Stated goal:
Pictures stay out of your copy, but everything else in the records below must be repeated exactly.

Records supplied:
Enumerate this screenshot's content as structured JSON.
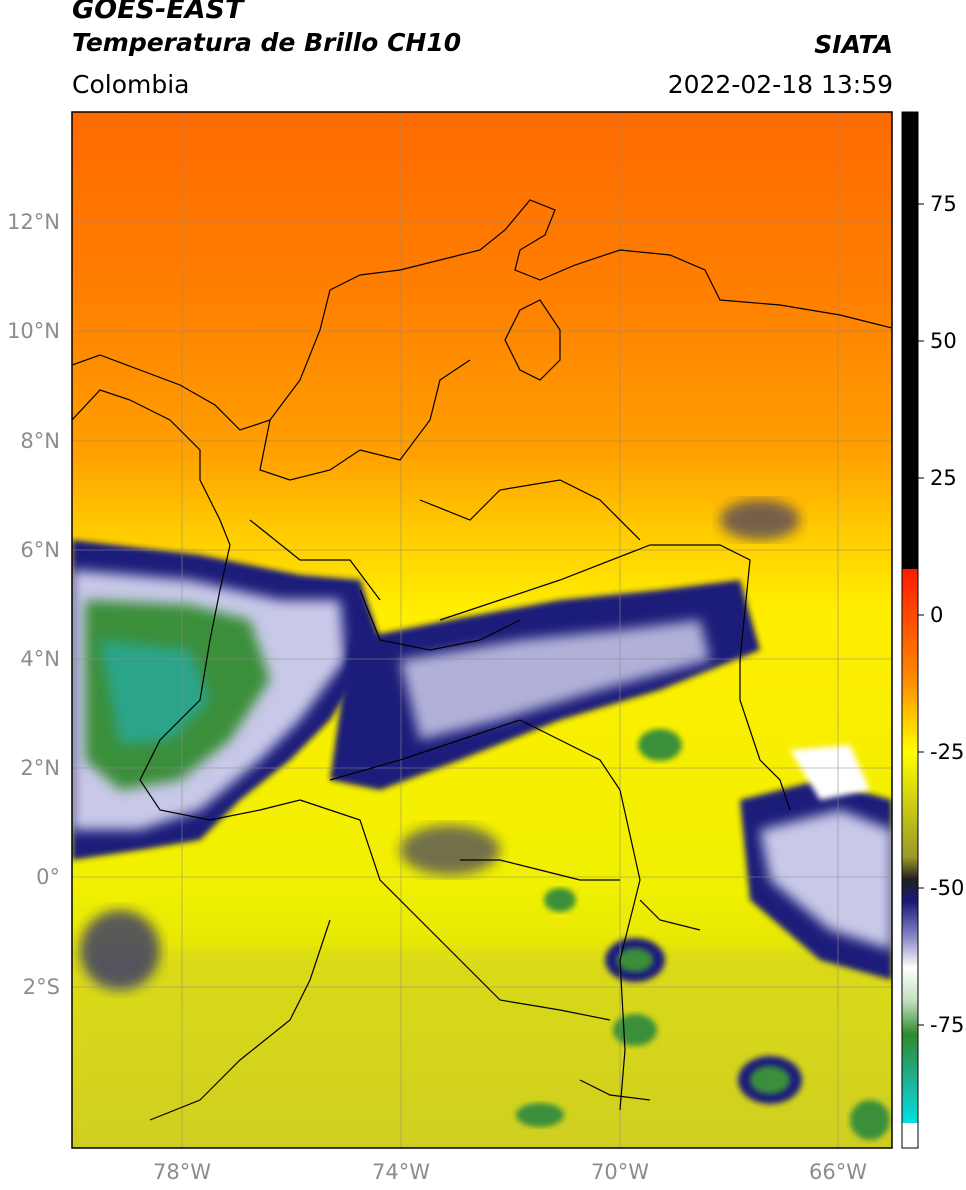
{
  "header": {
    "satellite": "GOES-EAST",
    "product": "Temperatura de Brillo CH10",
    "brand": "SIATA",
    "region": "Colombia",
    "datetime": "2022-02-18 13:59"
  },
  "map": {
    "lat_ticks": [
      "12°N",
      "10°N",
      "8°N",
      "6°N",
      "4°N",
      "2°N",
      "0°",
      "2°S"
    ],
    "lon_ticks": [
      "78°W",
      "74°W",
      "70°W",
      "66°W"
    ],
    "lon_range": [
      -80,
      -65
    ],
    "lat_range": [
      -5,
      14
    ]
  },
  "colorbar": {
    "ticks": [
      "75",
      "50",
      "25",
      "0",
      "-25",
      "-50",
      "-75"
    ],
    "colors": {
      "hot": "#000000",
      "red": "#ff1a00",
      "orange": "#ff8c00",
      "yellow": "#ffff00",
      "olive": "#9a9a2a",
      "navy": "#1a1a7a",
      "white": "#ffffff",
      "green": "#2e8b2e",
      "cyan": "#00e0e0"
    }
  }
}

Written reply:
Enumerate this screenshot's content as structured JSON.
{
  "header": {
    "satellite": "GOES-EAST",
    "product": "Temperatura de Brillo CH10",
    "brand": "SIATA",
    "region": "Colombia",
    "datetime": "2022-02-18 13:59"
  },
  "map": {
    "lat_ticks": [
      "12°N",
      "10°N",
      "8°N",
      "6°N",
      "4°N",
      "2°N",
      "0°",
      "2°S"
    ],
    "lon_ticks": [
      "78°W",
      "74°W",
      "70°W",
      "66°W"
    ],
    "lon_range": [
      -80,
      -65
    ],
    "lat_range": [
      -5,
      14
    ]
  },
  "colorbar": {
    "ticks": [
      "75",
      "50",
      "25",
      "0",
      "-25",
      "-50",
      "-75"
    ],
    "colors": {
      "hot": "#000000",
      "red": "#ff1a00",
      "orange": "#ff8c00",
      "yellow": "#ffff00",
      "olive": "#9a9a2a",
      "navy": "#1a1a7a",
      "white": "#ffffff",
      "green": "#2e8b2e",
      "cyan": "#00e0e0"
    }
  }
}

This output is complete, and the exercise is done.